Texte cité:
***

Théâtre Graslin, 27 novembre
Angers Nantes Opéra, en collaboration avec Limoges et Trèves, a la bonne idée de monter une nouvelle production de Cendrillon, chef-d’œuvre de Massenet encore trop peu souvent à l’affiche.
Ezio Toffolutti joue la carte du conte de fées, ce qui n’est évidemment pas un contresens. Décorateur, costumier et éclairagiste plus souvent que metteur en scène, l’artiste italien signe la totalité de la partie visuelle, avec le seul concours de la chorégraphe Ambra Senatore. Les toiles peintes dessinent une vaste salle avec cheminée, pour la maison où vit Cendrillon, puis un hall serti de grandes colonnes, pour le palais royal.
Ces cadres, au fond assez banals, servent d’écrin à un univers à la Lewis Carroll, quand apparaît la Fée, entourée d’elfes et d’êtres extravagants, dans un brouillard fantastique, ou quand Cendrillon et le Prince Charmant, en pleine extase onirique, s’avouent leur amour dans une forêt miniature. Le tout fait parfois un peu fouillis, mais cette vision à la Tolkien est, en définitive, bienvenue.
Les costumes vont des uniformes des officiers de la cour aux improbables robes à panier (non recouvertes de tissu et laissant voir les sous-vêtements !) de Madame de la Haltière et ses filles. De quoi rendre encore plus ridicule cette société aristocratique et bourgeoise que Massenet brocarde.
Corsant une direction d’acteurs relativement sage et à la cocasserie convenue, Ambra Senatore impose aux danseurs du Centre Chorégraphique National de Nantes des déplacements bizarres et décalés, des gestes bouffes, des acrobaties de cirque. Du coup, on garde de cette production une sensation de vitalité, entre rêverie et clownerie, malgré des lumières mal maîtrisées, qui en constituent l’unique point véritablement faible.

***

Supports d'exercice:
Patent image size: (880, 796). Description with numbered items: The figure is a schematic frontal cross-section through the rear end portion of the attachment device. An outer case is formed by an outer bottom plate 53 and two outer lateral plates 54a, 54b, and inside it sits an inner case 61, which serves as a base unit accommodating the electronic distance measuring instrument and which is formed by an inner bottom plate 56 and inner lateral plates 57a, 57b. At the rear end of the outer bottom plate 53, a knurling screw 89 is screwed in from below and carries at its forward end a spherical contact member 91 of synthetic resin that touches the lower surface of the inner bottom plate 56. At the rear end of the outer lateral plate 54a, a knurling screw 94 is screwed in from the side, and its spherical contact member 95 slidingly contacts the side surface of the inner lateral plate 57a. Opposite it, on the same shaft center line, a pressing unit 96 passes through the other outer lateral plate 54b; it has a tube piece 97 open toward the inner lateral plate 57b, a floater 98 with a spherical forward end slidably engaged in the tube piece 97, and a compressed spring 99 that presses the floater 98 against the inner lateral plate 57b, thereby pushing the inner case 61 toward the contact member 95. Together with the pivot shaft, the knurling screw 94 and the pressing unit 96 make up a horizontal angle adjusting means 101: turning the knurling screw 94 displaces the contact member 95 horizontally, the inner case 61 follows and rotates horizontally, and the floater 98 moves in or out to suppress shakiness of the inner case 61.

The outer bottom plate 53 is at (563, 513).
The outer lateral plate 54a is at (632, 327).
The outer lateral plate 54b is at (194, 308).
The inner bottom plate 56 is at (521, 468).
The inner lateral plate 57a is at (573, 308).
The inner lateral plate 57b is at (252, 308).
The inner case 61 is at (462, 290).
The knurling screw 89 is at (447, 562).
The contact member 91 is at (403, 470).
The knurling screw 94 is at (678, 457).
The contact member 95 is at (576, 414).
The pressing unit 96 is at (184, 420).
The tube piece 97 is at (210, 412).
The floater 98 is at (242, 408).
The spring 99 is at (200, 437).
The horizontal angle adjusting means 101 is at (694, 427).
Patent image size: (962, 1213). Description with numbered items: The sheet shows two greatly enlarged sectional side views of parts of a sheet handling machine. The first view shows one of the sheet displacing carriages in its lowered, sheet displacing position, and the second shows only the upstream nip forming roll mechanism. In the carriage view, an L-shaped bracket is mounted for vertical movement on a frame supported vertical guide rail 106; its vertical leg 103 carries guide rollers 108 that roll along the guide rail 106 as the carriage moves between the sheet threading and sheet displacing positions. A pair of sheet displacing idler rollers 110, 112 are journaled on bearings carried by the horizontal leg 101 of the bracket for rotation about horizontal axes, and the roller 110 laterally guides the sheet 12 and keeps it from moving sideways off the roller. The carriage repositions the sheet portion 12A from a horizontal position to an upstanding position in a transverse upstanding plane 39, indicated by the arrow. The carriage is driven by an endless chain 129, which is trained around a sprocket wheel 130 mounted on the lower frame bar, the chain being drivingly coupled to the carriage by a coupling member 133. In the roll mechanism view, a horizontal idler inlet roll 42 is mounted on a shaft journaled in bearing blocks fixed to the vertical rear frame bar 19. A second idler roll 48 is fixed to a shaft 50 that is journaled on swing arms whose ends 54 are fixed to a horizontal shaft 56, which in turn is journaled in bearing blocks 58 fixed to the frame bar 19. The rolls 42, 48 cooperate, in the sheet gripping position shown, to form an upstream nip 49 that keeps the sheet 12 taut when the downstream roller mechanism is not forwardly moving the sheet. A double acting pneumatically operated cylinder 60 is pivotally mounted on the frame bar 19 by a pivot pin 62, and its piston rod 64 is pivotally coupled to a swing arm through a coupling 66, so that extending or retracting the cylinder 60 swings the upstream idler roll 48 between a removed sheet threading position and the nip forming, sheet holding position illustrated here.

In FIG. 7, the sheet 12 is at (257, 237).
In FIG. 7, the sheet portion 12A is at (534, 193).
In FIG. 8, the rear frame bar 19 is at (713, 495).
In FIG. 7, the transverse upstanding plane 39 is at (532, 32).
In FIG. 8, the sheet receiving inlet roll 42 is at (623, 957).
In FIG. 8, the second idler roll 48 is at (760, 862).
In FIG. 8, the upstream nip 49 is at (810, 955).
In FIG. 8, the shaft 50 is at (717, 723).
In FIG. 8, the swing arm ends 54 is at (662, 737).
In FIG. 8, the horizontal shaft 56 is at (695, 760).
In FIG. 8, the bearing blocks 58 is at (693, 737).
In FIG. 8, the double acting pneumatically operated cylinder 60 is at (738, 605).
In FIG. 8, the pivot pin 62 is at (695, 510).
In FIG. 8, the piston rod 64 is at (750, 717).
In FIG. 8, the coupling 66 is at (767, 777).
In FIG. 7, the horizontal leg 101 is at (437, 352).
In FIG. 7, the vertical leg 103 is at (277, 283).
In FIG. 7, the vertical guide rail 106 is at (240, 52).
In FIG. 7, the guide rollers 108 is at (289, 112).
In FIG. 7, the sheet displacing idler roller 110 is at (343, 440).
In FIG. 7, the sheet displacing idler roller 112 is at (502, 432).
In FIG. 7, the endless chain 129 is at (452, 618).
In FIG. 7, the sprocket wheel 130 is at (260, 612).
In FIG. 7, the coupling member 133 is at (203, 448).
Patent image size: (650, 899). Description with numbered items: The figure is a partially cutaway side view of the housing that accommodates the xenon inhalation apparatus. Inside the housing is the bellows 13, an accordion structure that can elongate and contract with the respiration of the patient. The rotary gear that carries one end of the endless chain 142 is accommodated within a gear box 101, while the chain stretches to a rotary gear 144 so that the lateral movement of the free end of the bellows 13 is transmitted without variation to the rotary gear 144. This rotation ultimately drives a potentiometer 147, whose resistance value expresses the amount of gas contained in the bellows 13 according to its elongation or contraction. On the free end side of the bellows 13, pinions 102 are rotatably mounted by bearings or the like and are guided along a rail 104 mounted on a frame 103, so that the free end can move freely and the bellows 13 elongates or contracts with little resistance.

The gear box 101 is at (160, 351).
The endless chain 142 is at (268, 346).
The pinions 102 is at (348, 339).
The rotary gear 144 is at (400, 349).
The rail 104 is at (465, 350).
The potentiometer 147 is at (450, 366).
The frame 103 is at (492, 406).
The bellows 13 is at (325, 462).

***

Énoncé 1: Transcrivez intégralement la critique de la Cendrillon de Massenet, sans y apporter la moindre modification.
Énoncé 2: Mettez sous forme de liste numérotée le passage du listing qui va de la ligne contenant « Patent image size: (650, 899). » jusqu'à celle contenant « The endless chain 142 is at (268, 346). », ces deux lignes comprises. Ne reprenez que ces lignes et omettez les lignes vides.
La critique et le listing proviennent de sources distinctes.

Réponse 1:
Théâtre Graslin, 27 novembre
Angers Nantes Opéra, en collaboration avec Limoges et Trèves, a la bonne idée de monter une nouvelle production de Cendrillon, chef-d’œuvre de Massenet encore trop peu souvent à l’affiche.
Ezio Toffolutti joue la carte du conte de fées, ce qui n’est évidemment pas un contresens. Décorateur, costumier et éclairagiste plus souvent que metteur en scène, l’artiste italien signe la totalité de la partie visuelle, avec le seul concours de la chorégraphe Ambra Senatore. Les toiles peintes dessinent une vaste salle avec cheminée, pour la maison où vit Cendrillon, puis un hall serti de grandes colonnes, pour le palais royal.
Ces cadres, au fond assez banals, servent d’écrin à un univers à la Lewis Carroll, quand apparaît la Fée, entourée d’elfes et d’êtres extravagants, dans un brouillard fantastique, ou quand Cendrillon et le Prince Charmant, en pleine extase onirique, s’avouent leur amour dans une forêt miniature. Le tout fait parfois un peu fouillis, mais cette vision à la Tolkien est, en définitive, bienvenue.
Les costumes vont des uniformes des officiers de la cour aux improbables robes à panier (non recouvertes de tissu et laissant voir les sous-vêtements !) de Madame de la Haltière et ses filles. De quoi rendre encore plus ridicule cette société aristocratique et bourgeoise que Massenet brocarde.
Corsant une direction d’acteurs relativement sage et à la cocasserie convenue, Ambra Senatore impose aux danseurs du Centre Chorégraphique National de Nantes des déplacements bizarres et décalés, des gestes bouffes, des acrobaties de cirque. Du coup, on garde de cette production une sensation de vitalité, entre rêverie et clownerie, malgré des lumières mal maîtrisées, qui en constituent l’unique point véritablement faible.

Réponse 2:
1. Patent image size: (650, 899). Description with numbered items: The figure is a partially cutaway side view of the housing that accommodates the xenon inhalation apparatus. Inside the housing is the bellows 13, an accordion structure that can elongate and contract with the respiration of the patient. The rotary gear that carries one end of the endless chain 142 is accommodated within a gear box 101, while the chain stretches to a rotary gear 144 so that the lateral movement of the free end of the bellows 13 is transmitted without variation to the rotary gear 144. This rotation ultimately drives a potentiometer 147, whose resistance value expresses the amount of gas contained in the bellows 13 according to its elongation or contraction. On the free end side of the bellows 13, pinions 102 are rotatably mounted by bearings or the like and are guided along a rail 104 mounted on a frame 103, so that the free end can move freely and the bellows 13 elongates or contracts with little resistance.
2. The gear box 101 is at (160, 351).
3. The endless chain 142 is at (268, 346).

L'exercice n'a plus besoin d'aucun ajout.